» **Written instruction A**: Copy out the records from the line with "338, 676, 360]" to the line with "left-side-count: 0 [587, 259, 600, 271]", both included, keeping every character.

» **Page text**:
::::

With the announcement of Technicolor’s plans to consolidate and expand its Montreal post-production and visual effects operations, Technicolor Digital Productions president Tim Sarnoff spoke to Variety and sounded a mixed note on the state of the visual effects business.
“We’ve always been an industry in turmoil,” Sarnoff said. “In the older days, I don’t think the big facilities were suffering from the turmoil as much as small facilities, or certainly the mid-sized facilities. What’s changed is the larger facilities are suffering more than the small facilities are, and it’s precisely because you have to be a little more flexible and light on your feet to be able to survive in today’s industry.
“In the past you needed to be big enough to handle all the requests. Now you need to big enough to handle all the requests, and you have to be light on your feet.”

::::

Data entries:
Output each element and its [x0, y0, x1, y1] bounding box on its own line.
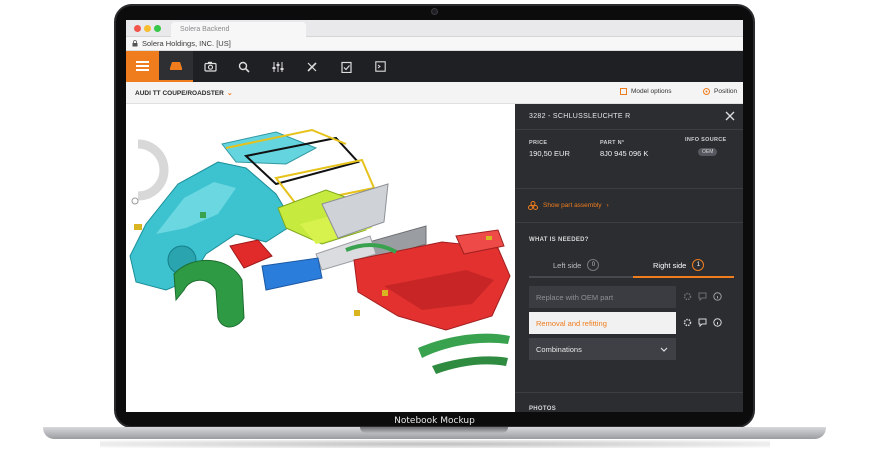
combinations-dropdown[interactable]: Combinations [529, 338, 676, 360]
right-side-label: Right side [653, 260, 687, 270]
address-text: Solera Holdings, INC. [US] [142, 39, 231, 48]
combinations-label: Combinations [536, 345, 582, 354]
vehicle-selector[interactable]: AUDI TT COUPE/ROADSTER ⌄ [135, 89, 233, 97]
search-icon [238, 61, 250, 73]
gear-icon[interactable] [683, 292, 692, 301]
code-tab[interactable] [363, 51, 397, 82]
rotate-compass-icon [137, 139, 169, 201]
divider [515, 188, 743, 189]
part-number-label: PART N° [600, 140, 625, 146]
webcam-icon [431, 8, 438, 15]
replace-oem-part-label: Replace with OEM part [536, 293, 614, 302]
tab-right-side[interactable]: Right side 1 [653, 254, 705, 276]
vehicle-header: AUDI TT COUPE/ROADSTER ⌄ Model options Po… [126, 82, 743, 104]
panel-header: 3282 - SCHLUSSLEUCHTE R [515, 104, 743, 130]
app-toolbar [126, 51, 743, 82]
menu-button[interactable] [126, 51, 159, 82]
info-source-label: INFO SOURCE [685, 137, 727, 143]
divider [515, 392, 743, 393]
maximize-window-button[interactable] [154, 25, 161, 32]
left-side-label: Left side [553, 260, 582, 270]
minimize-window-button[interactable] [144, 25, 151, 32]
info-icon[interactable] [713, 318, 722, 327]
model-options-button[interactable]: Model options [620, 88, 671, 95]
divider [515, 222, 743, 223]
camera-tab[interactable] [193, 51, 227, 82]
laptop-shadow [100, 440, 770, 448]
zoom-icon [131, 197, 139, 205]
code-icon [374, 61, 386, 72]
close-icon[interactable] [724, 110, 736, 122]
car-view-tab[interactable] [159, 51, 193, 82]
left-side-count: 0 [587, 259, 600, 271]
assembly-link-label: Show part assembly [543, 202, 602, 209]
replace-oem-part-option[interactable]: Replace with OEM part [529, 286, 676, 308]
info-icon[interactable] [713, 292, 722, 301]
browser-titlebar: Solera Backend [126, 20, 743, 37]
removal-refitting-label: Removal and refitting [536, 319, 607, 328]
exploded-car-viewer[interactable] [126, 104, 515, 412]
car-icon [170, 61, 182, 70]
adjust-tab[interactable] [261, 51, 295, 82]
show-part-assembly-link[interactable]: Show part assembly › [528, 201, 609, 210]
position-icon [703, 88, 710, 95]
comment-icon[interactable] [698, 292, 707, 301]
comment-icon[interactable] [698, 318, 707, 327]
chevron-down-icon: ⌄ [226, 90, 233, 97]
close-window-button[interactable] [134, 25, 141, 32]
hamburger-icon [136, 61, 149, 63]
camera-icon [203, 61, 217, 72]
hamburger-icon-line [136, 69, 149, 71]
removal-option-actions [683, 318, 722, 327]
position-button[interactable]: Position [703, 88, 737, 95]
gear-icon[interactable] [683, 318, 692, 327]
repair-tab[interactable] [295, 51, 329, 82]
tab-underline [529, 276, 633, 278]
what-is-needed-title: WHAT IS NEEDED? [529, 237, 589, 243]
vehicle-name: AUDI TT COUPE/ROADSTER [135, 90, 224, 97]
checklist-tab[interactable] [329, 51, 363, 82]
lock-icon [132, 40, 138, 47]
position-label: Position [714, 88, 738, 95]
chevron-down-icon [660, 347, 668, 352]
replace-option-actions [683, 292, 722, 301]
hamburger-icon-line [136, 65, 149, 67]
search-tab[interactable] [227, 51, 261, 82]
model-options-icon [620, 88, 627, 95]
part-details-panel: 3282 - SCHLUSSLEUCHTE R PRICE 190,50 EUR… [515, 104, 743, 412]
sliders-icon [272, 61, 284, 72]
address-bar[interactable]: Solera Holdings, INC. [US] [126, 37, 743, 51]
info-source-badge: OEM [698, 148, 718, 156]
mockup-label: Notebook Mockup [394, 416, 475, 426]
photos-title: PHOTOS [529, 406, 557, 412]
active-tab-underline [633, 276, 734, 278]
removal-refitting-option[interactable]: Removal and refitting [529, 312, 676, 334]
right-side-count: 1 [692, 259, 705, 271]
checklist-icon [340, 61, 352, 73]
part-title: 3282 - SCHLUSSLEUCHTE R [529, 113, 631, 120]
price-value: 190,50 EUR [529, 149, 570, 158]
part-number-value: 8J0 945 096 K [600, 149, 649, 158]
exploded-car-parts-illustration [129, 128, 511, 374]
laptop-hinge [360, 427, 508, 433]
laptop-screen: Solera Backend Solera Holdings, INC. [US… [126, 20, 743, 412]
price-label: PRICE [529, 140, 548, 146]
tools-icon [307, 61, 317, 72]
model-options-label: Model options [631, 88, 672, 95]
tab-left-side[interactable]: Left side 0 [553, 254, 600, 276]
assembly-icon [528, 201, 538, 210]
browser-tab[interactable]: Solera Backend [171, 22, 306, 37]
chevron-right-icon: › [606, 202, 609, 209]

::::

» **Written instruction B**:
Answer these questions about the Technicolor article:
(i) Who spoke to Variety, and what position does he hold?
(ii) In which city are the post-production and visual effects operations that Technicolor plans to consolidate and expand?
(iii) According to the speaker, which facilities are now suffering more from the turmoil?

» **Result A**:
combinations-dropdown[interactable]: Combinations [529, 338, 676, 360]
right-side-label: Right side [653, 260, 687, 270]
address-text: Solera Holdings, INC. [US] [142, 39, 231, 48]
combinations-label: Combinations [536, 345, 582, 354]
vehicle-selector[interactable]: AUDI TT COUPE/ROADSTER ⌄ [135, 89, 233, 97]
search-icon [238, 61, 250, 73]
gear-icon[interactable] [683, 292, 692, 301]
code-tab[interactable] [363, 51, 397, 82]
rotate-compass-icon [137, 139, 169, 201]
divider [515, 188, 743, 189]
part-number-label: PART N° [600, 140, 625, 146]
webcam-icon [431, 8, 438, 15]
replace-oem-part-label: Replace with OEM part [536, 293, 614, 302]
tab-right-side[interactable]: Right side 1 [653, 254, 705, 276]
vehicle-header: AUDI TT COUPE/ROADSTER ⌄ Model options Po… [126, 82, 743, 104]
panel-header: 3282 - SCHLUSSLEUCHTE R [515, 104, 743, 130]
app-toolbar [126, 51, 743, 82]
menu-button[interactable] [126, 51, 159, 82]
info-source-label: INFO SOURCE [685, 137, 727, 143]
divider [515, 392, 743, 393]
maximize-window-button[interactable] [154, 25, 161, 32]
left-side-label: Left side [553, 260, 582, 270]
minimize-window-button[interactable] [144, 25, 151, 32]
info-icon[interactable] [713, 318, 722, 327]
model-options-button[interactable]: Model options [620, 88, 671, 95]
divider [515, 222, 743, 223]
camera-tab[interactable] [193, 51, 227, 82]
laptop-shadow [100, 440, 770, 448]
zoom-icon [131, 197, 139, 205]
code-icon [374, 61, 386, 72]
close-icon[interactable] [724, 110, 736, 122]
car-view-tab[interactable] [159, 51, 193, 82]
left-side-count: 0 [587, 259, 600, 271]

» **Result B**:
(i) Tim Sarnoff, president of Technicolor Digital Productions.
(ii) Montreal.
(iii) The larger facilities.